Recorded data:
--- Start ---

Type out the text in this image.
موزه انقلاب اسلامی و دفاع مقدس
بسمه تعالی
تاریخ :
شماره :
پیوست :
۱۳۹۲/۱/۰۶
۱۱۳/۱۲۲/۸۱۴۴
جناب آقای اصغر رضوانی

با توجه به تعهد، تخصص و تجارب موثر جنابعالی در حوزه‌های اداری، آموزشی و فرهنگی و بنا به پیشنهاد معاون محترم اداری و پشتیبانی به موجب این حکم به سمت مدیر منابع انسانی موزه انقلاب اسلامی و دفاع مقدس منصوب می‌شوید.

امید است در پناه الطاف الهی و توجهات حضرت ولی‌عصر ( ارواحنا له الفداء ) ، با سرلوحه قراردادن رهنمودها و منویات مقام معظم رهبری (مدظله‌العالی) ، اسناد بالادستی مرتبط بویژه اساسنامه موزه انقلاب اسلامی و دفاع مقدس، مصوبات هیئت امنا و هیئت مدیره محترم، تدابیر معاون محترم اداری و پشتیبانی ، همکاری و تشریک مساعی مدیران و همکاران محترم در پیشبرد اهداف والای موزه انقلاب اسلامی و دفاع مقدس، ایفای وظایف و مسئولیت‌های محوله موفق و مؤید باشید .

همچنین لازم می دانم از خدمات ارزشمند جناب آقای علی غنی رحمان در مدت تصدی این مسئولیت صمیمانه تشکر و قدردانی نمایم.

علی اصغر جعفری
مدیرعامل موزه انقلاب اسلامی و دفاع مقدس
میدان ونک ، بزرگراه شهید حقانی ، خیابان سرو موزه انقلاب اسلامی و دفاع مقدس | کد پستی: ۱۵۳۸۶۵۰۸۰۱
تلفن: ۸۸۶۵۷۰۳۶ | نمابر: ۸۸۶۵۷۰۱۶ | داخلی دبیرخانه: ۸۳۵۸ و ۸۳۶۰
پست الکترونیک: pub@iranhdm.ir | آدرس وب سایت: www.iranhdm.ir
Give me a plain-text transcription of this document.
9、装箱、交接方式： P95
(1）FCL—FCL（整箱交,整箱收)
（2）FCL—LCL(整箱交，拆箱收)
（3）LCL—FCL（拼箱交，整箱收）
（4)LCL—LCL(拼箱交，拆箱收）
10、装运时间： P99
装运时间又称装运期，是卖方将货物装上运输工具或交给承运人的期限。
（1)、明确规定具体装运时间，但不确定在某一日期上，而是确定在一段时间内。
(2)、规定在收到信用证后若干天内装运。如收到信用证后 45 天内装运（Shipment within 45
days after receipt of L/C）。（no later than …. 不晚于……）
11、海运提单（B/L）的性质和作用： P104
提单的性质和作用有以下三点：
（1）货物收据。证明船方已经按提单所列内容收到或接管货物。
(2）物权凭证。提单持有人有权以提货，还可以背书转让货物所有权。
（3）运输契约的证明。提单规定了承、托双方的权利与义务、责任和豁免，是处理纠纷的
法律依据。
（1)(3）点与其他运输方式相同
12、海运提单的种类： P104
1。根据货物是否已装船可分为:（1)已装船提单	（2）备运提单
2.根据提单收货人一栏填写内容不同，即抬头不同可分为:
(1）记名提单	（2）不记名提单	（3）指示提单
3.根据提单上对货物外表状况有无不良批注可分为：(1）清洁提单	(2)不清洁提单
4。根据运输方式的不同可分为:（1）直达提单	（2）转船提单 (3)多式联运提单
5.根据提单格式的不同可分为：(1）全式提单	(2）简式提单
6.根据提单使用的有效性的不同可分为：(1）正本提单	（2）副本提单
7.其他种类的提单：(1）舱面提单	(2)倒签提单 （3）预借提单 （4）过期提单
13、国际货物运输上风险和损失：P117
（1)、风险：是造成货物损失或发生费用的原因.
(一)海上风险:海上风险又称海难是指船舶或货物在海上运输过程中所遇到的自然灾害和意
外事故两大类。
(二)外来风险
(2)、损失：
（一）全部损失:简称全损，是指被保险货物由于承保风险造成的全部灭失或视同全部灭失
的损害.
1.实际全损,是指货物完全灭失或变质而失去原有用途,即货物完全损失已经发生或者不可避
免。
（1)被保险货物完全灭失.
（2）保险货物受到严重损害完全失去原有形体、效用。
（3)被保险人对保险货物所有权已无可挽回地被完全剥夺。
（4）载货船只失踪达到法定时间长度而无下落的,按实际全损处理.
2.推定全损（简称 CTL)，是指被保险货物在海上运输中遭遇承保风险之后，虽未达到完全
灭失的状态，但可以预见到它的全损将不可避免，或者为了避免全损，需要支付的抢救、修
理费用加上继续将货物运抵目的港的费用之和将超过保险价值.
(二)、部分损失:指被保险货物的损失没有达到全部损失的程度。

--- End ---

In the records above, collect each line with "دفاع".

Solution for this task:
موزه انقلاب اسلامی و دفاع مقدس
با توجه به تعهد، تخصص و تجارب موثر جنابعالی در حوزه‌های اداری، آموزشی و فرهنگی و بنا به پیشنهاد معاون محترم اداری و پشتیبانی به موجب این حکم به سمت مدیر منابع انسانی موزه انقلاب اسلامی و دفاع مقدس منصوب می‌شوید.
امید است در پناه الطاف الهی و توجهات حضرت ولی‌عصر ( ارواحنا له الفداء ) ، با سرلوحه قراردادن رهنمودها و منویات مقام معظم رهبری (مدظله‌العالی) ، اسناد بالادستی مرتبط بویژه اساسنامه موزه انقلاب اسلامی و دفاع مقدس، مصوبات هیئت امنا و هیئت مدیره محترم، تدابیر معاون محترم اداری و پشتیبانی ، همکاری و تشریک مساعی مدیران و همکاران محترم در پیشبرد اهداف والای موزه انقلاب اسلامی و دفاع مقدس، ایفای وظایف و مسئولیت‌های محوله موفق و مؤید باشید .
مدیرعامل موزه انقلاب اسلامی و دفاع مقدس
میدان ونک ، بزرگراه شهید حقانی ، خیابان سرو موزه انقلاب اسلامی و دفاع مقدس | کد پستی: ۱۵۳۸۶۵۰۸۰۱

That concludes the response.